PROBLEM:
Give the count of lines that include the string "color". Add nothing to it.

Stored items from a collection
┄┄┄┄┄┄
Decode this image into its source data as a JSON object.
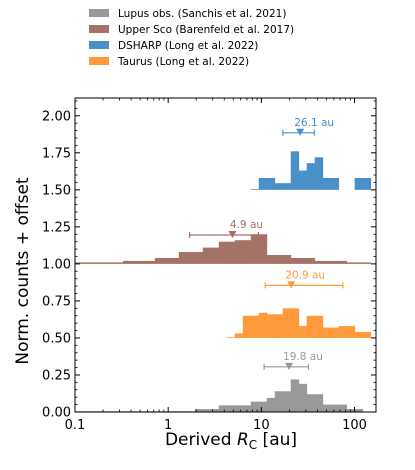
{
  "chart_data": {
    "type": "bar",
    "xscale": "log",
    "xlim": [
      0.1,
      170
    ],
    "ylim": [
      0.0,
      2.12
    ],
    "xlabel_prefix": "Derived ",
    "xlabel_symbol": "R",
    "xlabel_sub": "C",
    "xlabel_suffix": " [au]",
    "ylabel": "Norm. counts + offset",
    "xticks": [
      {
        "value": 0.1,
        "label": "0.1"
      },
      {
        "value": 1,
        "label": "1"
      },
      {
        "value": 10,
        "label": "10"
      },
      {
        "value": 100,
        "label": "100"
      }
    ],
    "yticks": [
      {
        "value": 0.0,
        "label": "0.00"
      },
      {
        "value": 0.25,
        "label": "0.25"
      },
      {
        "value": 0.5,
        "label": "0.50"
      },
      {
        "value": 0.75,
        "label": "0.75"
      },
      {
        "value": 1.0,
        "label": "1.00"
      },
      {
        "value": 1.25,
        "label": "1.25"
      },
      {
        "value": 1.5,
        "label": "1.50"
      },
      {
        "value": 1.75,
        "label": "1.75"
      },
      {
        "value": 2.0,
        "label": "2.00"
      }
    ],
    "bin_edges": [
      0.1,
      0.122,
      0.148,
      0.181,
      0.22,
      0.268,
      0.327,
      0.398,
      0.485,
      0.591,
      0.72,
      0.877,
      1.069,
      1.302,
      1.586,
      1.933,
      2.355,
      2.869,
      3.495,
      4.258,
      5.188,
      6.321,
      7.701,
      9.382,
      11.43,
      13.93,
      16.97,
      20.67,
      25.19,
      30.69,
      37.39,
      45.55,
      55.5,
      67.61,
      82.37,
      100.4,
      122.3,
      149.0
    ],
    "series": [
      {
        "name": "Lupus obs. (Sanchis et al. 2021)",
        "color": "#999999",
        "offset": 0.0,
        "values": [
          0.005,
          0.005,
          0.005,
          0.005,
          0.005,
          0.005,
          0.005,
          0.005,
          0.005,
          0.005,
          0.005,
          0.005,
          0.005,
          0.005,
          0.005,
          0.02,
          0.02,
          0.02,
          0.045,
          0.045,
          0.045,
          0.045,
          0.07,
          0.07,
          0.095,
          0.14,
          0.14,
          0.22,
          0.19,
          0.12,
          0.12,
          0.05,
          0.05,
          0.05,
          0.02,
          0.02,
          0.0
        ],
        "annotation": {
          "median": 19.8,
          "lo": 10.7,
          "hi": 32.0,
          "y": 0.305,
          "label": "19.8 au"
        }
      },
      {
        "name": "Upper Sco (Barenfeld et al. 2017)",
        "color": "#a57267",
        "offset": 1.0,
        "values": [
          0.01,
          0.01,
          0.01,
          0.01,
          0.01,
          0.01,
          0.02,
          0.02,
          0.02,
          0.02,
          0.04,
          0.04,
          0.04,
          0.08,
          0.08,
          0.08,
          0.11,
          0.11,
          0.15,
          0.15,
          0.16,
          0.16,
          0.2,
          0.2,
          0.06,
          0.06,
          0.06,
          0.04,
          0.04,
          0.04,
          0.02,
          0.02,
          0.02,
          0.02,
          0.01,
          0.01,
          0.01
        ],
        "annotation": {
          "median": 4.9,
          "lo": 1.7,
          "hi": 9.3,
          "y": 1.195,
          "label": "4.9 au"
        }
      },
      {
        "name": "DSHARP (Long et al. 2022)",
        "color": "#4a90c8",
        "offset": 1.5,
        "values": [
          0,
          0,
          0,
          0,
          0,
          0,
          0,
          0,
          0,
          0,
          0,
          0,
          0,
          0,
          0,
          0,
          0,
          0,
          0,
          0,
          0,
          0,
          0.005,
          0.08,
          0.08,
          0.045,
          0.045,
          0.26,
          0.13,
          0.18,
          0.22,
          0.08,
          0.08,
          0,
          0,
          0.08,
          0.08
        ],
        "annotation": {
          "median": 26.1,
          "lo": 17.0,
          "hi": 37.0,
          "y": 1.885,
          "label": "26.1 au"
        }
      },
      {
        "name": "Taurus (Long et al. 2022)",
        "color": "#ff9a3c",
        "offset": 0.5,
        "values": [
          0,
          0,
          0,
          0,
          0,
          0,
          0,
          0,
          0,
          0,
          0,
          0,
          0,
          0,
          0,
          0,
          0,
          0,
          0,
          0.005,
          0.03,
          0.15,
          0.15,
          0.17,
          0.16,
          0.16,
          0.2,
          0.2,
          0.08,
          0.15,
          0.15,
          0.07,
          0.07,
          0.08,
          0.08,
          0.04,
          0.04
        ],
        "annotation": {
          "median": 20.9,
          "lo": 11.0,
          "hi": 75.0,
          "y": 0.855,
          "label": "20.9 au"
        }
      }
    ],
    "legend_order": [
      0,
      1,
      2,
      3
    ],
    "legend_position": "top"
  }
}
┄┄┄┄┄┄
OUTPUT BELOW:
4